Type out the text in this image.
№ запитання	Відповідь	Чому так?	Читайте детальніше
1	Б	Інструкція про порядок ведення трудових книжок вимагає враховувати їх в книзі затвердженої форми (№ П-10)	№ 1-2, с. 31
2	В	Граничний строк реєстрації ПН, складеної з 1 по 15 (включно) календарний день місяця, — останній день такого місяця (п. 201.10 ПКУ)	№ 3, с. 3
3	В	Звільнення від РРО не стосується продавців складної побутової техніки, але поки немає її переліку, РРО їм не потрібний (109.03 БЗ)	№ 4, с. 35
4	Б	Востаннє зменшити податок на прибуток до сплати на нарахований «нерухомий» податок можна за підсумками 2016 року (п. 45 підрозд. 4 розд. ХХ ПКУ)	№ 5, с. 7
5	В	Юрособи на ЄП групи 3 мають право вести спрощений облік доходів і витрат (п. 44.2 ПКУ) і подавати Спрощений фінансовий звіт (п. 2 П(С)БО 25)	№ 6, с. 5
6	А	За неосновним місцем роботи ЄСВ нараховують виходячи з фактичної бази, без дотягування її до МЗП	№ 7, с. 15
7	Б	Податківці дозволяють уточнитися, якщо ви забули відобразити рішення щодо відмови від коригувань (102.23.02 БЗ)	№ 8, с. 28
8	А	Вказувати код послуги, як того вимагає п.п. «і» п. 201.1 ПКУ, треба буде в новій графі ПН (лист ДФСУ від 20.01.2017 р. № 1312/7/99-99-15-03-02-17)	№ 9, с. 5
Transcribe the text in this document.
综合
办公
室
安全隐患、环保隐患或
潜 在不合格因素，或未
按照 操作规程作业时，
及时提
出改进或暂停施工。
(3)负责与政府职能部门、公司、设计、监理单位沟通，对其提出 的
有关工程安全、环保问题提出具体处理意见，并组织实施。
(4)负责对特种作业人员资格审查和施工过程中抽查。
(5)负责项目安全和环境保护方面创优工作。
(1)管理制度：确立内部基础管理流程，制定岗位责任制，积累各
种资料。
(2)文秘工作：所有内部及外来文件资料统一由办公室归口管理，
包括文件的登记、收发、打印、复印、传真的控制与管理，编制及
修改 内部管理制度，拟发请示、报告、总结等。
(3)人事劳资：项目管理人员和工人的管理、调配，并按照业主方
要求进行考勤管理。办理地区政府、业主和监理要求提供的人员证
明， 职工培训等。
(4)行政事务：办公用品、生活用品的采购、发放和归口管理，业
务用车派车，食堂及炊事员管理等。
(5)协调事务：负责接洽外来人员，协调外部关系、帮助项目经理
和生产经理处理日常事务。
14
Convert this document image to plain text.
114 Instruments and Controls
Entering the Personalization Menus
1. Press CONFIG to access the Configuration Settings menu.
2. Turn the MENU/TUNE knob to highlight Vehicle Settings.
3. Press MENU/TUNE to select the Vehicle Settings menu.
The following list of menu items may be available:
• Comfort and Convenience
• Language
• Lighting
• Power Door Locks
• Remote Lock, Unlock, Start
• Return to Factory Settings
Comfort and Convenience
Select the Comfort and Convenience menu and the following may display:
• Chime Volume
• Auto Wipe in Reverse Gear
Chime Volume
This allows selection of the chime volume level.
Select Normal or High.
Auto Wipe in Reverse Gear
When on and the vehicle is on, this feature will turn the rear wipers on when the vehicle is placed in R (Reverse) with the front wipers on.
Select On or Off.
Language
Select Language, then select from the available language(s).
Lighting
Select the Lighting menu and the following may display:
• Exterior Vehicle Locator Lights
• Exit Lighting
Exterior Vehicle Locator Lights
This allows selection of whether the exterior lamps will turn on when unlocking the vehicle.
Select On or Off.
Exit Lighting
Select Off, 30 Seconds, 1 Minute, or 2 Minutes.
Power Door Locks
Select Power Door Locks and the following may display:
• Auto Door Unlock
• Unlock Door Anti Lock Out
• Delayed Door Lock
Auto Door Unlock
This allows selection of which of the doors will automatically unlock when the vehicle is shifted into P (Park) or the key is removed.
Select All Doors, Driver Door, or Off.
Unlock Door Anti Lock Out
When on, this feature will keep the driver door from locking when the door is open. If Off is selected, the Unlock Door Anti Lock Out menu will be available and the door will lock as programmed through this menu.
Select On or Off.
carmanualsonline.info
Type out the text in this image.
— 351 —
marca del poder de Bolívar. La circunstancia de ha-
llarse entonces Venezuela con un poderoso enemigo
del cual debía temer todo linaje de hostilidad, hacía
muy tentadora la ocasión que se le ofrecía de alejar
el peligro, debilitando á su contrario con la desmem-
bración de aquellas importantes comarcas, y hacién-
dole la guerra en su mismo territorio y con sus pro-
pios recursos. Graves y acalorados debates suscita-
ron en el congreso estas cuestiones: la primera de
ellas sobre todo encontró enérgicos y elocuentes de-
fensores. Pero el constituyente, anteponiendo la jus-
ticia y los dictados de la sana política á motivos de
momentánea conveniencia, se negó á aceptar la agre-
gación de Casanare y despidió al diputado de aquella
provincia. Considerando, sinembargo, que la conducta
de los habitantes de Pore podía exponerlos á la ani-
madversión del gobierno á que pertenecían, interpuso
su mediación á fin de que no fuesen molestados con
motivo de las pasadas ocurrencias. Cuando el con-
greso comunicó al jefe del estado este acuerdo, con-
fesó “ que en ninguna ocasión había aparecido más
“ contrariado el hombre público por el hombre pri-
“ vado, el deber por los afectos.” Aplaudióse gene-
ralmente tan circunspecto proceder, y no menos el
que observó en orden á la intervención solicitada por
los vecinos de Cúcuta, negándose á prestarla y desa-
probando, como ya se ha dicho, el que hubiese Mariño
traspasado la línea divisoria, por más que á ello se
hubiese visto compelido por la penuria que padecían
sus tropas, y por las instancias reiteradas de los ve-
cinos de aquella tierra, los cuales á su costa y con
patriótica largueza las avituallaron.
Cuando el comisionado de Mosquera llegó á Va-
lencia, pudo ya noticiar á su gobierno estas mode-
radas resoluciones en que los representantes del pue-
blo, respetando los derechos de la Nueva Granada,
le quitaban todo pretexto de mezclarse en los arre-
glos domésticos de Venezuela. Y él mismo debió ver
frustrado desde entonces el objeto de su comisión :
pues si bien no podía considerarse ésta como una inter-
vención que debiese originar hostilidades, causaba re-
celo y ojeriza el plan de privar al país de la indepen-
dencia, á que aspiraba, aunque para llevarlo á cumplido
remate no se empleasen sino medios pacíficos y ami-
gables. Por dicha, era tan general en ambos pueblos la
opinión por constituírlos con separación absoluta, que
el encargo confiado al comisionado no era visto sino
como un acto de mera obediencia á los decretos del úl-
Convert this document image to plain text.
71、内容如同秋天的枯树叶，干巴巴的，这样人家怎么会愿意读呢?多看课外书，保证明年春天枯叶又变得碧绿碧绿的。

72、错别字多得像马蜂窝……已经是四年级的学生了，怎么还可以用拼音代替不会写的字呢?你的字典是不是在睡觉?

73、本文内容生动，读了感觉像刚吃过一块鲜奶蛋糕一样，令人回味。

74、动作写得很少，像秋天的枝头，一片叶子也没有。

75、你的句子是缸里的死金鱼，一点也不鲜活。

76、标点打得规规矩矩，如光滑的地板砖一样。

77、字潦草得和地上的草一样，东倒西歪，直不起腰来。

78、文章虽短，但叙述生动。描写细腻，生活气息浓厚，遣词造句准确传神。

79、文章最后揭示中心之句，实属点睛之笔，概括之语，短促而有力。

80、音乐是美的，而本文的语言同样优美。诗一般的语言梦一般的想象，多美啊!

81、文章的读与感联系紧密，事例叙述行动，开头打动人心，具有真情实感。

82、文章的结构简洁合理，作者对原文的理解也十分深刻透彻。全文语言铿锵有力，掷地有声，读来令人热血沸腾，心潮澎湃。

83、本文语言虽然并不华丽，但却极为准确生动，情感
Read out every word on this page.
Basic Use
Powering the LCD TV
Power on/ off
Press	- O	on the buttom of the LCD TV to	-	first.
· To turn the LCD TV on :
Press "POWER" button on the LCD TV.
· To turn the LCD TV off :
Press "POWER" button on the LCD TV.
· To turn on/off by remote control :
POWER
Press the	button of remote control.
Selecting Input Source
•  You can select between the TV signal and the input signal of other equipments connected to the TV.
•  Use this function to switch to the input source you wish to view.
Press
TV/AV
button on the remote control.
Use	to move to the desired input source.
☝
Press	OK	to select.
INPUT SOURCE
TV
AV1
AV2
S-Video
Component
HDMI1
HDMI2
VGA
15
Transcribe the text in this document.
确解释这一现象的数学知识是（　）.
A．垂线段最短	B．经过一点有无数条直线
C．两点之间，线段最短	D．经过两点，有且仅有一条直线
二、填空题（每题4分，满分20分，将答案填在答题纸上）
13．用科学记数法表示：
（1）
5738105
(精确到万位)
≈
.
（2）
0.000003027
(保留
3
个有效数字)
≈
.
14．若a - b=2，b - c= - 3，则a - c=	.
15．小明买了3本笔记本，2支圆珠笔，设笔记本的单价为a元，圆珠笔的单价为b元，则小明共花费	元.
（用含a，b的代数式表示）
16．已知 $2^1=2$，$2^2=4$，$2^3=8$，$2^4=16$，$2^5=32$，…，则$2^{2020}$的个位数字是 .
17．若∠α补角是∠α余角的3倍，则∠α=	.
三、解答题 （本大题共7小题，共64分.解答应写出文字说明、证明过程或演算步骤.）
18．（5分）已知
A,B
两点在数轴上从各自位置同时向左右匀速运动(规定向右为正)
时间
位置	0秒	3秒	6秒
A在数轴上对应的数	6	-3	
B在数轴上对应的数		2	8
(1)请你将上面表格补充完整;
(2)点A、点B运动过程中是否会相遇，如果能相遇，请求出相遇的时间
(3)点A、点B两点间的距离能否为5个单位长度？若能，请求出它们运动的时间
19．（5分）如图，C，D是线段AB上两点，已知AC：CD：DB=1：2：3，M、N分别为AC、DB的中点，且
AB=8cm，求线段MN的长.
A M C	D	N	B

YOUR GOAL: Read the lines above. Gather those in which the string "Anti" is found.

ANSWER FOR THE TASK:
• Unlock Door Anti Lock Out
Unlock Door Anti Lock Out
When on, this feature will keep the driver door from locking when the door is open. If Off is selected, the Unlock Door Anti Lock Out menu will be available and the door will lock as programmed through this menu.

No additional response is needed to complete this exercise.